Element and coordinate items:
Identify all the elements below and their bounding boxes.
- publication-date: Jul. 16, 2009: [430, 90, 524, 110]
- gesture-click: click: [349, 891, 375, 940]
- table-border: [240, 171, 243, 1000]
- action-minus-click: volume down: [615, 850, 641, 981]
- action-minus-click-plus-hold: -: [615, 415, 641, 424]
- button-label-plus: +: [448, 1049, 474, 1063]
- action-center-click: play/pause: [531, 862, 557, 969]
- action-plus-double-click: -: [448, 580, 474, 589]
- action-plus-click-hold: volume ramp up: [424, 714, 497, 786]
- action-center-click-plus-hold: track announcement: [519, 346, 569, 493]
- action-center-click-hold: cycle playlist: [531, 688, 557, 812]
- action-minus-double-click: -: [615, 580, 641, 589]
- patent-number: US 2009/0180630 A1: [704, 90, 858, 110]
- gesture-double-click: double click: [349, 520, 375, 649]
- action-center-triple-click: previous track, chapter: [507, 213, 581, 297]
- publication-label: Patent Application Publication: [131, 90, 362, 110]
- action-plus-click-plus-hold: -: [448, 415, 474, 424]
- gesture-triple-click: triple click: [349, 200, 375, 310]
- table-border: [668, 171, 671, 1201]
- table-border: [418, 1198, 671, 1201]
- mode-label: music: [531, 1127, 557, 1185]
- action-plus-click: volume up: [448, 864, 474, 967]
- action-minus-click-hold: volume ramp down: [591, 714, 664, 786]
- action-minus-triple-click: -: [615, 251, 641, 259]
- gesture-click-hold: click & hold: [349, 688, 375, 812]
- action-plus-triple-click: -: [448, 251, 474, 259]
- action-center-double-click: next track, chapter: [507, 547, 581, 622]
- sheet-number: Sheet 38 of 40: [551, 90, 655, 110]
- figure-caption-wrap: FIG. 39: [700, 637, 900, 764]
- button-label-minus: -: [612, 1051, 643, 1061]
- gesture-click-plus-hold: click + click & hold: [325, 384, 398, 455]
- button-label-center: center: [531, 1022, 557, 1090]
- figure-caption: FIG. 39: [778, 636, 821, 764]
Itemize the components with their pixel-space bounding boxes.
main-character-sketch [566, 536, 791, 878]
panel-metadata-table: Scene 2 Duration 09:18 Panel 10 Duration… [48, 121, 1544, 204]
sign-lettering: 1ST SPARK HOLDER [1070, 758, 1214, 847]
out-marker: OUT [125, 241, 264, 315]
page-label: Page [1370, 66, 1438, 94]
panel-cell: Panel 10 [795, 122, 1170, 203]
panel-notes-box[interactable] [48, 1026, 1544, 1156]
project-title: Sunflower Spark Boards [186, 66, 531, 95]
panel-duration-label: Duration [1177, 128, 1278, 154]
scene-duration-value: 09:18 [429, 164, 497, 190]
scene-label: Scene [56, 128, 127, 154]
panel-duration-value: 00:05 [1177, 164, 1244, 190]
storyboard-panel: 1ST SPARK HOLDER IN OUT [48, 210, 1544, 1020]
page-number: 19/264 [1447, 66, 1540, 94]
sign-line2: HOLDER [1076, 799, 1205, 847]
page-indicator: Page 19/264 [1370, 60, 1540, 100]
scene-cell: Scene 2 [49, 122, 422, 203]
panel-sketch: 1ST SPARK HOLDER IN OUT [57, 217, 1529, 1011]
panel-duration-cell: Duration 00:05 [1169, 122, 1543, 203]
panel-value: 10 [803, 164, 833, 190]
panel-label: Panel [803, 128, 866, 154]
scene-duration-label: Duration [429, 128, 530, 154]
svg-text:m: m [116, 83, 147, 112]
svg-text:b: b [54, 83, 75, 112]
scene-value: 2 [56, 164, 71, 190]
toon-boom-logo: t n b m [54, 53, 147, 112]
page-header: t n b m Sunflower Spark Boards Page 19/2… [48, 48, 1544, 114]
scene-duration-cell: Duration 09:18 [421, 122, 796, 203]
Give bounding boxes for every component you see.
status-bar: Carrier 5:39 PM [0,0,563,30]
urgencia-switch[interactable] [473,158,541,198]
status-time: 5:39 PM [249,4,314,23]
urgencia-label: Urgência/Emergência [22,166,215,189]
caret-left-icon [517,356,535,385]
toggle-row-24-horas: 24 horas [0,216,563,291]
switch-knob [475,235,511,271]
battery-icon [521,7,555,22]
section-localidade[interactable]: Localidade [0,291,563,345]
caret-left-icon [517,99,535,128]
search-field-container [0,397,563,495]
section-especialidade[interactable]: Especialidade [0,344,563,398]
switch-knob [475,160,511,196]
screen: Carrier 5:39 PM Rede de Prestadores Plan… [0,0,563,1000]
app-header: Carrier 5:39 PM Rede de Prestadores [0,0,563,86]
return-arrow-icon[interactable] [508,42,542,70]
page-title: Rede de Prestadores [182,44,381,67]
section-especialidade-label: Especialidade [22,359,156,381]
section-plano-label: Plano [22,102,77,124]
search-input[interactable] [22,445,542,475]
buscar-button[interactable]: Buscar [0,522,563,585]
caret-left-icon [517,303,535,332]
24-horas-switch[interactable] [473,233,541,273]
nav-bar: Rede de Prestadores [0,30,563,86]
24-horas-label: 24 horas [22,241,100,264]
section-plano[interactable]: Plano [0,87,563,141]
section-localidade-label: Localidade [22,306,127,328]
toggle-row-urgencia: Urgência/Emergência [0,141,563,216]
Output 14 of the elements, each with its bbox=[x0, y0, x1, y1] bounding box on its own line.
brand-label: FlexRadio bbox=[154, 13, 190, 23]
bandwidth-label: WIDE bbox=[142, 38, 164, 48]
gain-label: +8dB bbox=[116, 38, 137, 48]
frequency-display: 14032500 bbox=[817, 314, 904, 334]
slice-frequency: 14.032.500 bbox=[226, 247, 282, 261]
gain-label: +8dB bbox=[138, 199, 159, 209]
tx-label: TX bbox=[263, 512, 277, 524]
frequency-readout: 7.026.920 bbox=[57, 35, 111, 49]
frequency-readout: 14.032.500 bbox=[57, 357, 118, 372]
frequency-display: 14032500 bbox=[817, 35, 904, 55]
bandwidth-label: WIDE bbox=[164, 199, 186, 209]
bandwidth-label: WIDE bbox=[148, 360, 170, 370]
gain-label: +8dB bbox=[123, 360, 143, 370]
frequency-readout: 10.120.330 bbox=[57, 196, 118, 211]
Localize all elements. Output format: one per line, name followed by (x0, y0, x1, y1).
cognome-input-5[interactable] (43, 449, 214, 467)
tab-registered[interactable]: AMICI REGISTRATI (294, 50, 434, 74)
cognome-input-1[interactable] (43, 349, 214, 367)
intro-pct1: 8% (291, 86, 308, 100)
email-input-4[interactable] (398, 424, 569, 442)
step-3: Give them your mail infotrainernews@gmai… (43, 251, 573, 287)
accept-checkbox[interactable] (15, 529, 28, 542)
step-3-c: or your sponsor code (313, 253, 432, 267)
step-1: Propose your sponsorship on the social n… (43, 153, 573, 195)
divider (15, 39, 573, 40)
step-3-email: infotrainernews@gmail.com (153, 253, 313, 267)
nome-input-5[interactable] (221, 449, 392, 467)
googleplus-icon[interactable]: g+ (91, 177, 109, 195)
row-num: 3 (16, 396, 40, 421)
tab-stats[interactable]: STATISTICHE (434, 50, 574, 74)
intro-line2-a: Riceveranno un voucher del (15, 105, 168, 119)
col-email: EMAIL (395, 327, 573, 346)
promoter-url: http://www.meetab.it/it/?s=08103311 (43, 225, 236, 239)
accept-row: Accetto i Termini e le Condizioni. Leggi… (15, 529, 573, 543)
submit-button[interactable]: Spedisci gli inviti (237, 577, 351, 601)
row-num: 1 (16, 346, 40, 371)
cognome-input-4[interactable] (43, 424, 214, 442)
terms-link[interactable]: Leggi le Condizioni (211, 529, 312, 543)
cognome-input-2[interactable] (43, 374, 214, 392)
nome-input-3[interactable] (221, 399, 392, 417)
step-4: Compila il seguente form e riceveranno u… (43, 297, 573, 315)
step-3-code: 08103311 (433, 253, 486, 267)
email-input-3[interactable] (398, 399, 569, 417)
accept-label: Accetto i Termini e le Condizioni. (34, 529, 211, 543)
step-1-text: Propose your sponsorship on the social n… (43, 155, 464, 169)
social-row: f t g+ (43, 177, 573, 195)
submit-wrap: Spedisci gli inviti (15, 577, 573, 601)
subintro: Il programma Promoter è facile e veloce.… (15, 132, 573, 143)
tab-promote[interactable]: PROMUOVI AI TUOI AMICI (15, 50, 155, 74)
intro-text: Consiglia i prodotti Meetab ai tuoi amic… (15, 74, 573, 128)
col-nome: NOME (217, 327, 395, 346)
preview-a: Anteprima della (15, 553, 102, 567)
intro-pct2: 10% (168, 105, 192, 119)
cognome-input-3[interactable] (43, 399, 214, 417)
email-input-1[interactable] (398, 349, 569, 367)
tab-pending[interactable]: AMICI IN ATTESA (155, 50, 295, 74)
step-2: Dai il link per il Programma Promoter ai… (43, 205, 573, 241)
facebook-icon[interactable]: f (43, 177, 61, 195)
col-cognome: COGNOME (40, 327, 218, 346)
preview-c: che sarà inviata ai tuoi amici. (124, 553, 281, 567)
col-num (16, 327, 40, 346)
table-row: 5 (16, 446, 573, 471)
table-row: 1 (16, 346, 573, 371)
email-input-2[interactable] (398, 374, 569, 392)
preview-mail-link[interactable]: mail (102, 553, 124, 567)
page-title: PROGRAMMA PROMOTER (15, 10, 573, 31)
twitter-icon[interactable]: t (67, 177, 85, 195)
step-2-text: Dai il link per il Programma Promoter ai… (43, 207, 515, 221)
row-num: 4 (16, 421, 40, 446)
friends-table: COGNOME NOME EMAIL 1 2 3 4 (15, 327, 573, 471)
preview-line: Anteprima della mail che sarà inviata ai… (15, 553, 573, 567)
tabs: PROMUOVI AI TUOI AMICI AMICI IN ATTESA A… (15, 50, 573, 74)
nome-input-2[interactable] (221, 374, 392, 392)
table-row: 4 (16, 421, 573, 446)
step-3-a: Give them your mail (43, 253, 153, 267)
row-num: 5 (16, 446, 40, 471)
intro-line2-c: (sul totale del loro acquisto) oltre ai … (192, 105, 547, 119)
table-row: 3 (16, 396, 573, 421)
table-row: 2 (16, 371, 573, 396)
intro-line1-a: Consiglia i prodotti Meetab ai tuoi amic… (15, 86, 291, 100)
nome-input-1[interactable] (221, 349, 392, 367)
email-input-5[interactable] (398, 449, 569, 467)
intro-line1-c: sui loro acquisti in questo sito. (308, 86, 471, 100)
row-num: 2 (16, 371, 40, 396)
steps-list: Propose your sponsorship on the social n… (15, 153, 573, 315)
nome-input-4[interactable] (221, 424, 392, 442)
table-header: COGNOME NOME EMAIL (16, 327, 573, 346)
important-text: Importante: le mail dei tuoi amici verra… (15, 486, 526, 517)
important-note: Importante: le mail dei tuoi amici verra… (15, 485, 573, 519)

- [What the task requires] Edit the lines from the start of the items through the line containing "panel-cell: Panel 10 [795, 122, 1170, 203]", replacing "table-border" with "table-rule" and leaving everything else unchanged. Return only those lines.

- [Task response]
Identify all the elements below and their bounding boxes.
- publication-date: Jul. 16, 2009: [430, 90, 524, 110]
- gesture-click: click: [349, 891, 375, 940]
- table-rule: [240, 171, 243, 1000]
- action-minus-click: volume down: [615, 850, 641, 981]
- action-minus-click-plus-hold: -: [615, 415, 641, 424]
- button-label-plus: +: [448, 1049, 474, 1063]
- action-center-click: play/pause: [531, 862, 557, 969]
- action-plus-double-click: -: [448, 580, 474, 589]
- action-plus-click-hold: volume ramp up: [424, 714, 497, 786]
- action-center-click-plus-hold: track announcement: [519, 346, 569, 493]
- action-center-click-hold: cycle playlist: [531, 688, 557, 812]
- action-minus-double-click: -: [615, 580, 641, 589]
- patent-number: US 2009/0180630 A1: [704, 90, 858, 110]
- gesture-double-click: double click: [349, 520, 375, 649]
- action-center-triple-click: previous track, chapter: [507, 213, 581, 297]
- publication-label: Patent Application Publication: [131, 90, 362, 110]
- action-plus-click-plus-hold: -: [448, 415, 474, 424]
- gesture-triple-click: triple click: [349, 200, 375, 310]
- table-rule: [668, 171, 671, 1201]
- table-rule: [418, 1198, 671, 1201]
- mode-label: music: [531, 1127, 557, 1185]
- action-plus-click: volume up: [448, 864, 474, 967]
- action-minus-click-hold: volume ramp down: [591, 714, 664, 786]
- action-minus-triple-click: -: [615, 251, 641, 259]
- gesture-click-hold: click & hold: [349, 688, 375, 812]
- action-plus-triple-click: -: [448, 251, 474, 259]
- action-center-double-click: next track, chapter: [507, 547, 581, 622]
- sheet-number: Sheet 38 of 40: [551, 90, 655, 110]
- figure-caption-wrap: FIG. 39: [700, 637, 900, 764]
- button-label-minus: -: [612, 1051, 643, 1061]
- gesture-click-plus-hold: click + click & hold: [325, 384, 398, 455]
- button-label-center: center: [531, 1022, 557, 1090]
- figure-caption: FIG. 39: [778, 636, 821, 764]
Itemize the components with their pixel-space bounding boxes.
main-character-sketch [566, 536, 791, 878]
panel-metadata-table: Scene 2 Duration 09:18 Panel 10 Duration… [48, 121, 1544, 204]
sign-lettering: 1ST SPARK HOLDER [1070, 758, 1214, 847]
out-marker: OUT [125, 241, 264, 315]
page-label: Page [1370, 66, 1438, 94]
panel-cell: Panel 10 [795, 122, 1170, 203]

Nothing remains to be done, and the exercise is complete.